◆ Work to do
Only the pictures stay out; every record is to be quoted exactly.
⁂
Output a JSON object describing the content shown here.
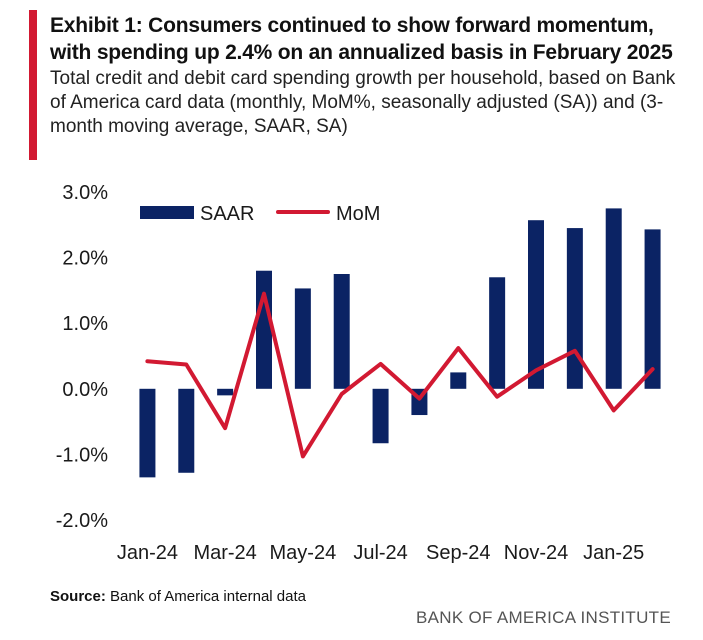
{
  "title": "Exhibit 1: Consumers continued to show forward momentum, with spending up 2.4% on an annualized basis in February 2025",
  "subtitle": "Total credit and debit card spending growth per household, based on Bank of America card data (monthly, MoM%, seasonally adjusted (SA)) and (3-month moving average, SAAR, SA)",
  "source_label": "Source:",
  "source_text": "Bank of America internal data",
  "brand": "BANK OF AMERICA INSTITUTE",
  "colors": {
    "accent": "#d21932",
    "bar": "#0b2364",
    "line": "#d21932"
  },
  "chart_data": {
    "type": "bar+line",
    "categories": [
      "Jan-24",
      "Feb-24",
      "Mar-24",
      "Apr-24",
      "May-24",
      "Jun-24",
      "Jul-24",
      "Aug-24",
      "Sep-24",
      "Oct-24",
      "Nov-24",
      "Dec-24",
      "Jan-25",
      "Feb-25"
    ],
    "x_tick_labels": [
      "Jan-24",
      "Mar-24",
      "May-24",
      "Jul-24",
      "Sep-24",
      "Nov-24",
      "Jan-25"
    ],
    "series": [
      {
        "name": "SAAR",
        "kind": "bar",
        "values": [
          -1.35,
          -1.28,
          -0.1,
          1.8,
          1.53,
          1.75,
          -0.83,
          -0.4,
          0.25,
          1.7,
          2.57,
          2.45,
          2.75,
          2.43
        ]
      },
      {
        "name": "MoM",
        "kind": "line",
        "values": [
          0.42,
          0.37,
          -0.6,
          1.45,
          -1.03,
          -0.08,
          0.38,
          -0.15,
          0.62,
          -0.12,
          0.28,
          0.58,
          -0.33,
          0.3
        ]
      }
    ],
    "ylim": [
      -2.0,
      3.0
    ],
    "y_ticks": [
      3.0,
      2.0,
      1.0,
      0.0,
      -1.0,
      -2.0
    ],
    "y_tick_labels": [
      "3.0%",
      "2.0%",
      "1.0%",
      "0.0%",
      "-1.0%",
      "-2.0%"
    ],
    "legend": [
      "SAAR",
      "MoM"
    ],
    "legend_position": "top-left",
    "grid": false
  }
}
⁂
◆ Result for this task
Output a JSON object describing the content shown here.
{
  "title": "Exhibit 1: Consumers continued to show forward momentum, with spending up 2.4% on an annualized basis in February 2025",
  "subtitle": "Total credit and debit card spending growth per household, based on Bank of America card data (monthly, MoM%, seasonally adjusted (SA)) and (3-month moving average, SAAR, SA)",
  "source_label": "Source:",
  "source_text": "Bank of America internal data",
  "brand": "BANK OF AMERICA INSTITUTE",
  "colors": {
    "accent": "#d21932",
    "bar": "#0b2364",
    "line": "#d21932"
  },
  "chart_data": {
    "type": "bar+line",
    "categories": [
      "Jan-24",
      "Feb-24",
      "Mar-24",
      "Apr-24",
      "May-24",
      "Jun-24",
      "Jul-24",
      "Aug-24",
      "Sep-24",
      "Oct-24",
      "Nov-24",
      "Dec-24",
      "Jan-25",
      "Feb-25"
    ],
    "x_tick_labels": [
      "Jan-24",
      "Mar-24",
      "May-24",
      "Jul-24",
      "Sep-24",
      "Nov-24",
      "Jan-25"
    ],
    "series": [
      {
        "name": "SAAR",
        "kind": "bar",
        "values": [
          -1.35,
          -1.28,
          -0.1,
          1.8,
          1.53,
          1.75,
          -0.83,
          -0.4,
          0.25,
          1.7,
          2.57,
          2.45,
          2.75,
          2.43
        ]
      },
      {
        "name": "MoM",
        "kind": "line",
        "values": [
          0.42,
          0.37,
          -0.6,
          1.45,
          -1.03,
          -0.08,
          0.38,
          -0.15,
          0.62,
          -0.12,
          0.28,
          0.58,
          -0.33,
          0.3
        ]
      }
    ],
    "ylim": [
      -2.0,
      3.0
    ],
    "y_ticks": [
      3.0,
      2.0,
      1.0,
      0.0,
      -1.0,
      -2.0
    ],
    "y_tick_labels": [
      "3.0%",
      "2.0%",
      "1.0%",
      "0.0%",
      "-1.0%",
      "-2.0%"
    ],
    "legend": [
      "SAAR",
      "MoM"
    ],
    "legend_position": "top-left",
    "grid": false
  }
}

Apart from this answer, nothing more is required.